** START Extracted records **

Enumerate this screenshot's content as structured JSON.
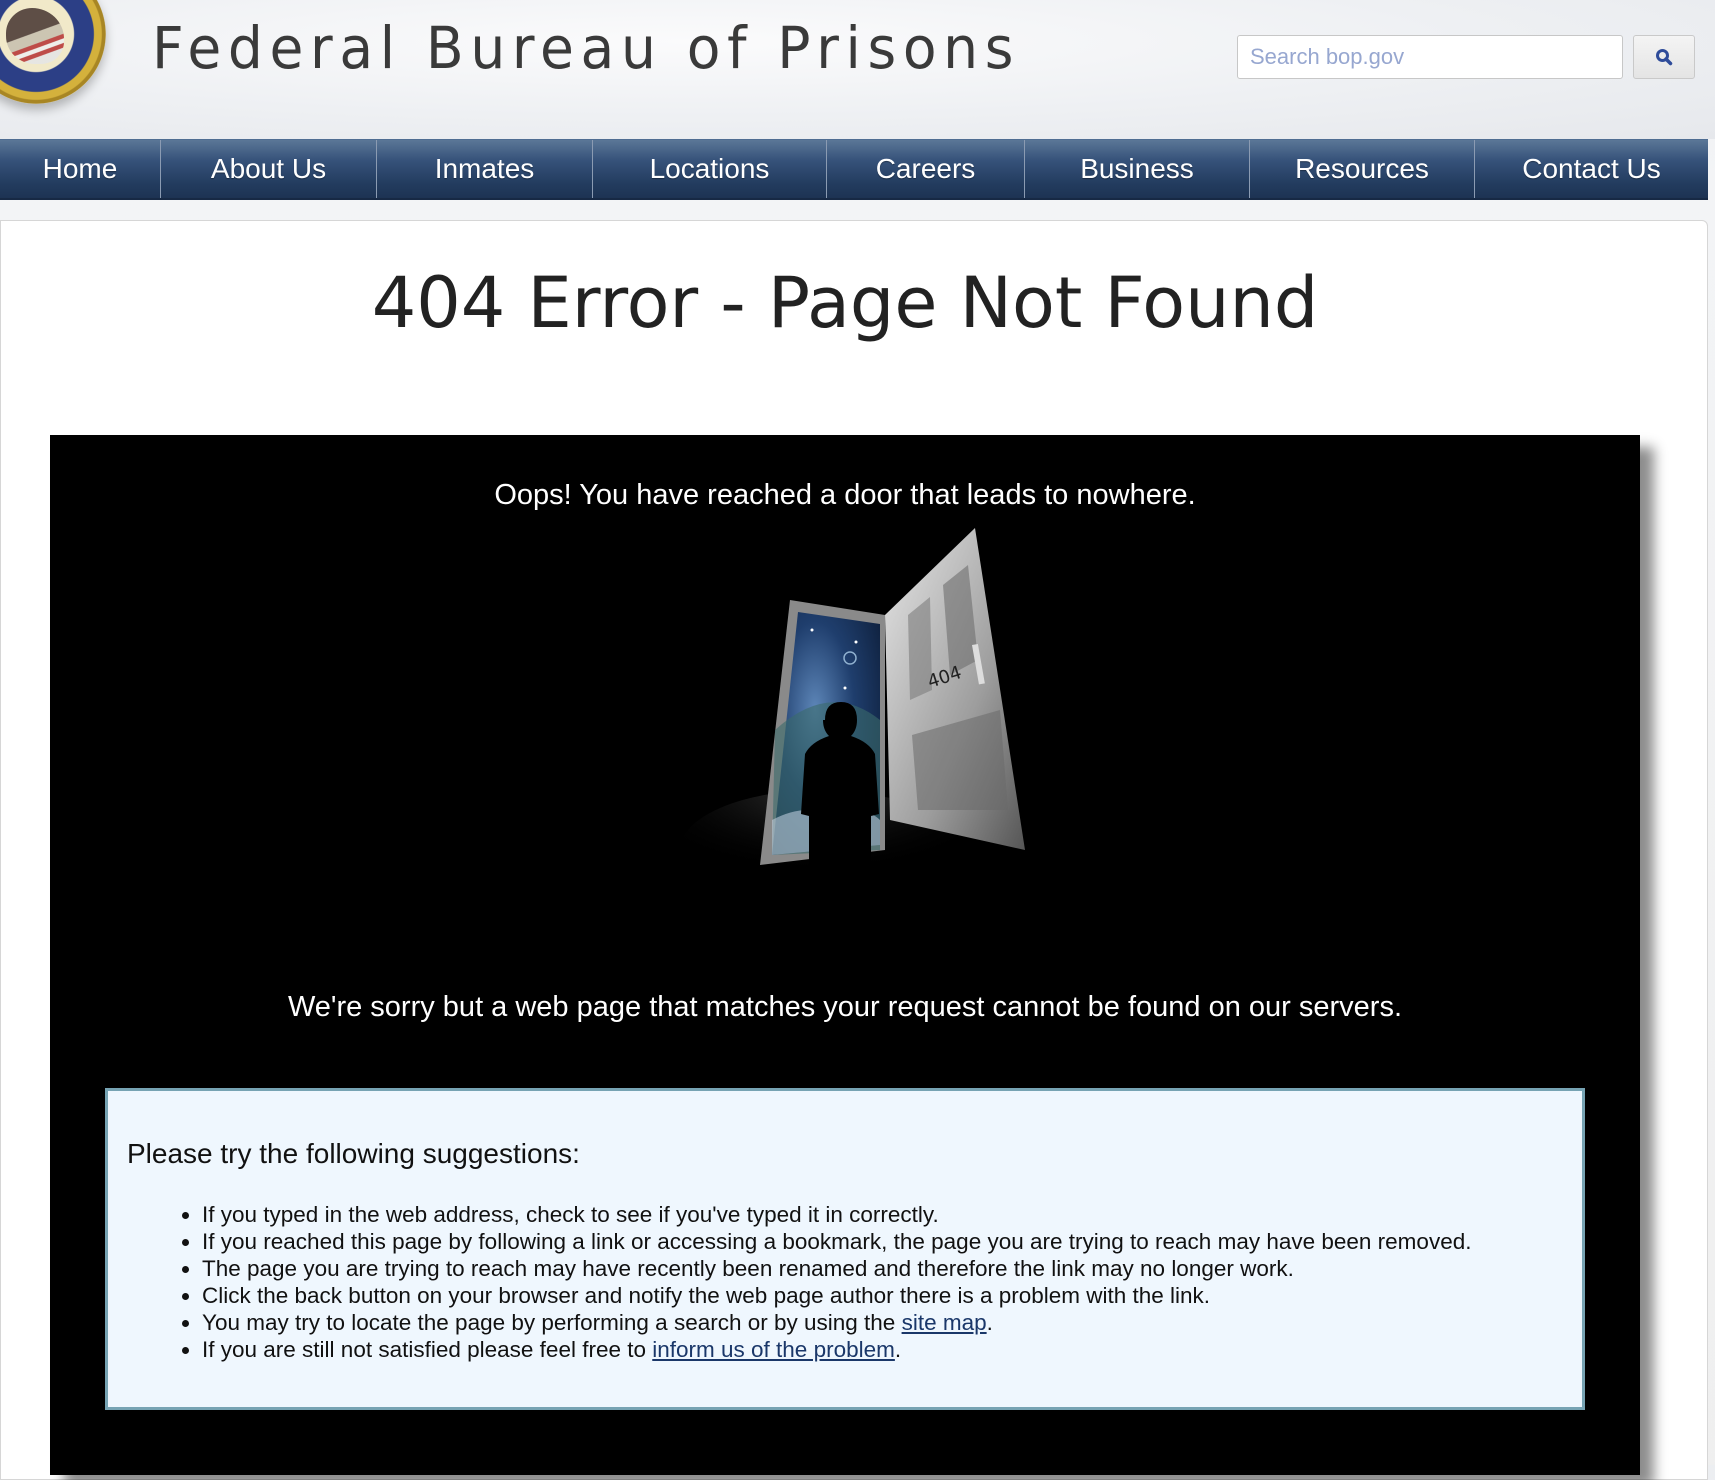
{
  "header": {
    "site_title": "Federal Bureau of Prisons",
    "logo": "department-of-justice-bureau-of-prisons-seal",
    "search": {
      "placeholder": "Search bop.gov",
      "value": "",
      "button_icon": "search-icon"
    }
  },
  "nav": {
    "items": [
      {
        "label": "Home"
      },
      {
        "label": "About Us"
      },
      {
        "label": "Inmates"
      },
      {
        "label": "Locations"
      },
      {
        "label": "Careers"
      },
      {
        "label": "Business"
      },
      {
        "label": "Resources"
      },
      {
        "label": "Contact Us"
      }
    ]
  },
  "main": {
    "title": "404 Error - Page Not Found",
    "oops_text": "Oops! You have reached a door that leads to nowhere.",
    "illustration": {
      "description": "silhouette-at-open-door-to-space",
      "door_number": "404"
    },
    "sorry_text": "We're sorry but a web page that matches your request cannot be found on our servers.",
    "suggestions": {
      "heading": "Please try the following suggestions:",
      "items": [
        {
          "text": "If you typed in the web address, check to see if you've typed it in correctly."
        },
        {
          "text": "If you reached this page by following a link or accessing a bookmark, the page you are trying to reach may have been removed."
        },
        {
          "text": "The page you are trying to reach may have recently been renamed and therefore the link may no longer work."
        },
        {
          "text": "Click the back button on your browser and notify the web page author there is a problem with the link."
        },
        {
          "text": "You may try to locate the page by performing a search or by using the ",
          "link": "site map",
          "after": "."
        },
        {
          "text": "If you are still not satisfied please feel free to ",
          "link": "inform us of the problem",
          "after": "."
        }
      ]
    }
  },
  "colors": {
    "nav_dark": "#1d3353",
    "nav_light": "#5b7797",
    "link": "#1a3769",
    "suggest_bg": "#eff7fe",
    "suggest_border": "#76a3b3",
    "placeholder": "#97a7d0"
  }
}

** END Extracted records **
** START Extracted records **

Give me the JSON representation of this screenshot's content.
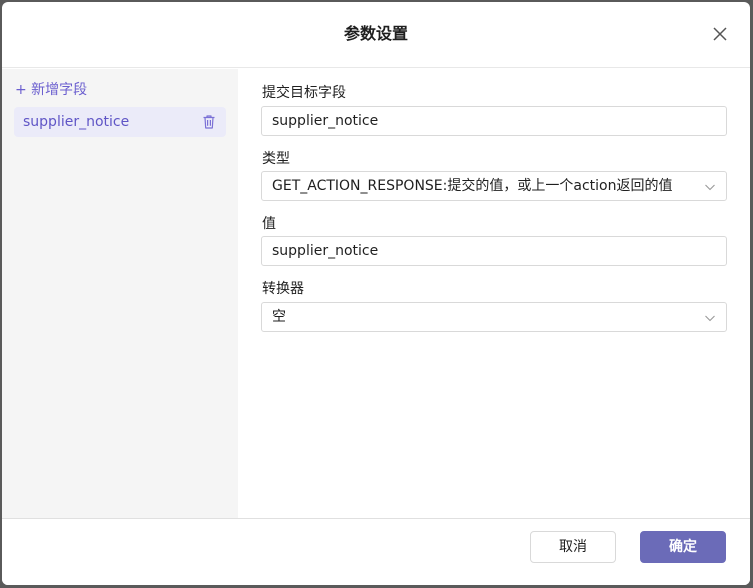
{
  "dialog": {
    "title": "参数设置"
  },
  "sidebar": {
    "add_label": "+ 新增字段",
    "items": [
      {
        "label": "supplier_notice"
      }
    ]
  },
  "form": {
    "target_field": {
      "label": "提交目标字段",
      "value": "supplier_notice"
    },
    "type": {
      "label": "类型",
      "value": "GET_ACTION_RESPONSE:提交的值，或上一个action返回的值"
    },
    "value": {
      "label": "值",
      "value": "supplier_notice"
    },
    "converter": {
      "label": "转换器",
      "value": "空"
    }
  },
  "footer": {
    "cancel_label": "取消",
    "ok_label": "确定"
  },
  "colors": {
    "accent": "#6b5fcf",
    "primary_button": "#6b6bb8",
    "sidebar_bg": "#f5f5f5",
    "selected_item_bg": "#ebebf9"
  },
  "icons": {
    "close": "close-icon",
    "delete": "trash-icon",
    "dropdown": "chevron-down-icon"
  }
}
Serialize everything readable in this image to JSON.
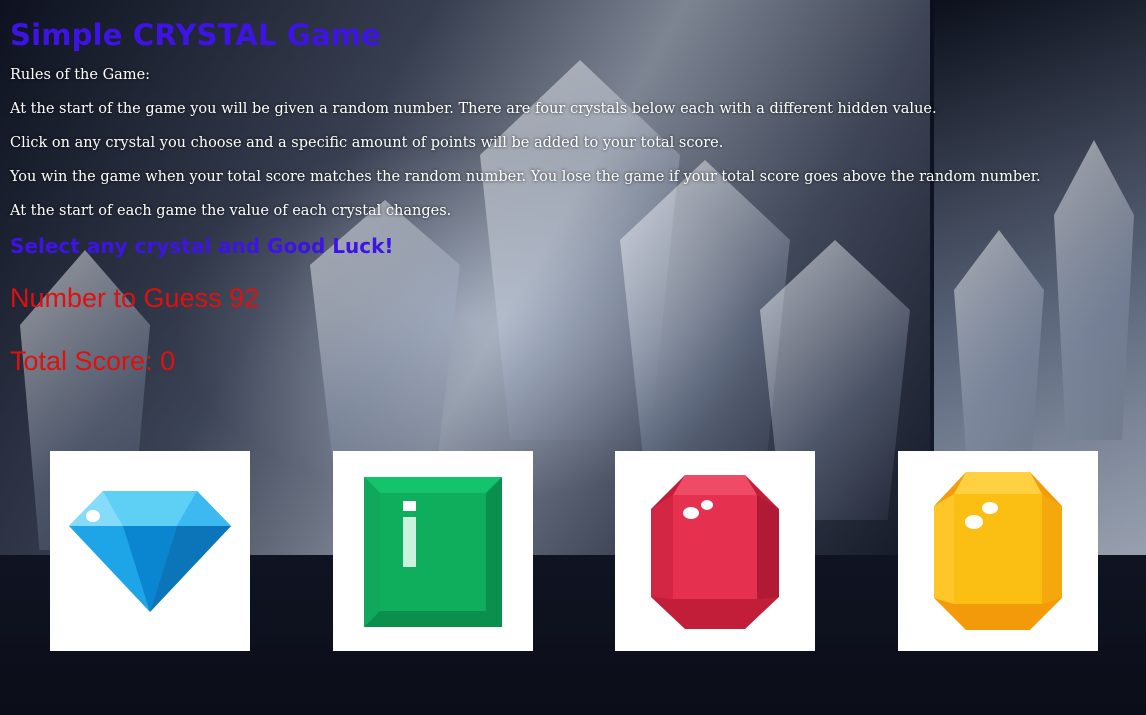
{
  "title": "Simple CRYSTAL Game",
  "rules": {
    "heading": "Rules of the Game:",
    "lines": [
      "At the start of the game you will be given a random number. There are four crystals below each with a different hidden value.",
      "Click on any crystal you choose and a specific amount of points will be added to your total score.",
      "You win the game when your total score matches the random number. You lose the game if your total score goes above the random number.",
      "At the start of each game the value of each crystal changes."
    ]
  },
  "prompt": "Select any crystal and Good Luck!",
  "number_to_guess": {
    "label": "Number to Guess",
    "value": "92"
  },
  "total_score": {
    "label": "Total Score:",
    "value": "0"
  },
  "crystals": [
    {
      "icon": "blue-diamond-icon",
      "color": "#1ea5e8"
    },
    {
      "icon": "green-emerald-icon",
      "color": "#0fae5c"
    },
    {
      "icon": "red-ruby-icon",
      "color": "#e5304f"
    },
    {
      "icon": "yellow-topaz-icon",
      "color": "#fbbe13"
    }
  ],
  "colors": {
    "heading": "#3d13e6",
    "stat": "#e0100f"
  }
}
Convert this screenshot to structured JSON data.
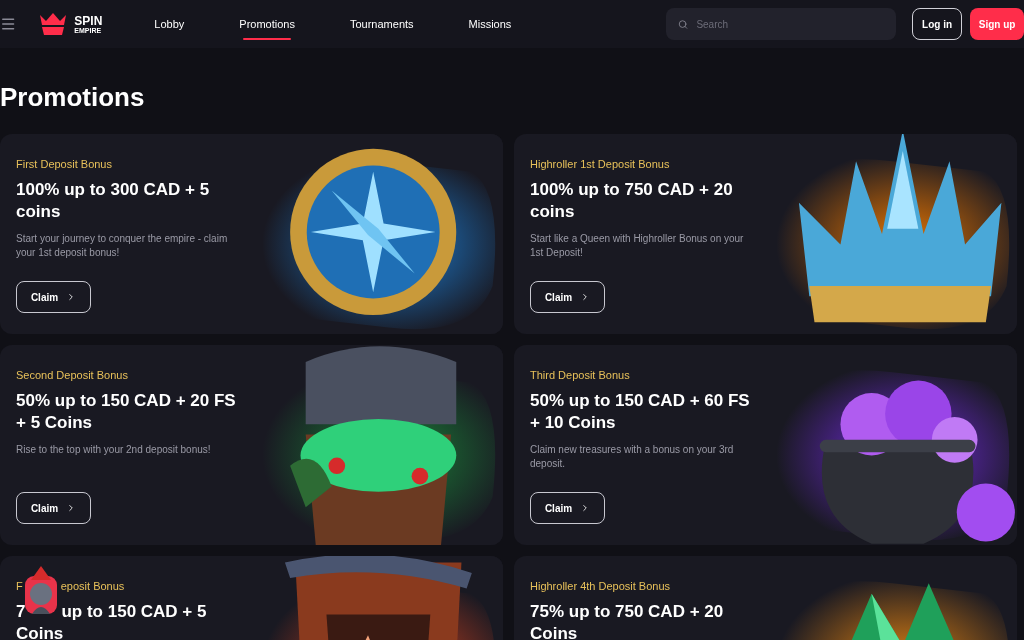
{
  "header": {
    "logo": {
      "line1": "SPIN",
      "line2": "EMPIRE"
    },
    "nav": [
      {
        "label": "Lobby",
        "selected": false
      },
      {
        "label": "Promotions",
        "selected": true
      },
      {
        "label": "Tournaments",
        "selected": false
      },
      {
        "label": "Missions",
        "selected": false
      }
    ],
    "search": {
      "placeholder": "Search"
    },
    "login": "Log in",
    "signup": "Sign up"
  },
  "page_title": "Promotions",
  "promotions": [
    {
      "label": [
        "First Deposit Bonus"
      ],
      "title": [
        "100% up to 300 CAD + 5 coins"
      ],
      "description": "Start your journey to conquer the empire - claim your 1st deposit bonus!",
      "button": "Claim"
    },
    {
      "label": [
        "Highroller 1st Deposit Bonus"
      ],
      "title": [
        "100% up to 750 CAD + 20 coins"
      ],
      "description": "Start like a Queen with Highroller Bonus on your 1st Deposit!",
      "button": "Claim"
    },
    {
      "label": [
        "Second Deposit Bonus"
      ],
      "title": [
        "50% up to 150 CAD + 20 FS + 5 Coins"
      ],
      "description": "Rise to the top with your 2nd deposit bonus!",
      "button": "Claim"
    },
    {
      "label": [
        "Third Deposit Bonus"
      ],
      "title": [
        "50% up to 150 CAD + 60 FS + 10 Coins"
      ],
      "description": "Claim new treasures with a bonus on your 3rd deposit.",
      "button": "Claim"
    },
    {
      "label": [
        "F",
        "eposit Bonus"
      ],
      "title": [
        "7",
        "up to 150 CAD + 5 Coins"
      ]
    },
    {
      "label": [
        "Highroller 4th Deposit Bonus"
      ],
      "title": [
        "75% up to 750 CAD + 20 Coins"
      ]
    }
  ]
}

** END Extracted records **

▸ Your objective
Pull out all lines containing the word "this" from the entries above.

▸ Reply
Enumerate this screenshot's content as structured JSON.
          "text": "If you reached this page by following a link or accessing a bookmark, the page you are trying to reach may have been removed."
Give me the JSON representation of this screenshot's content.
Serialize everything readable in this image to JSON.
Convert this screenshot to structured JSON data.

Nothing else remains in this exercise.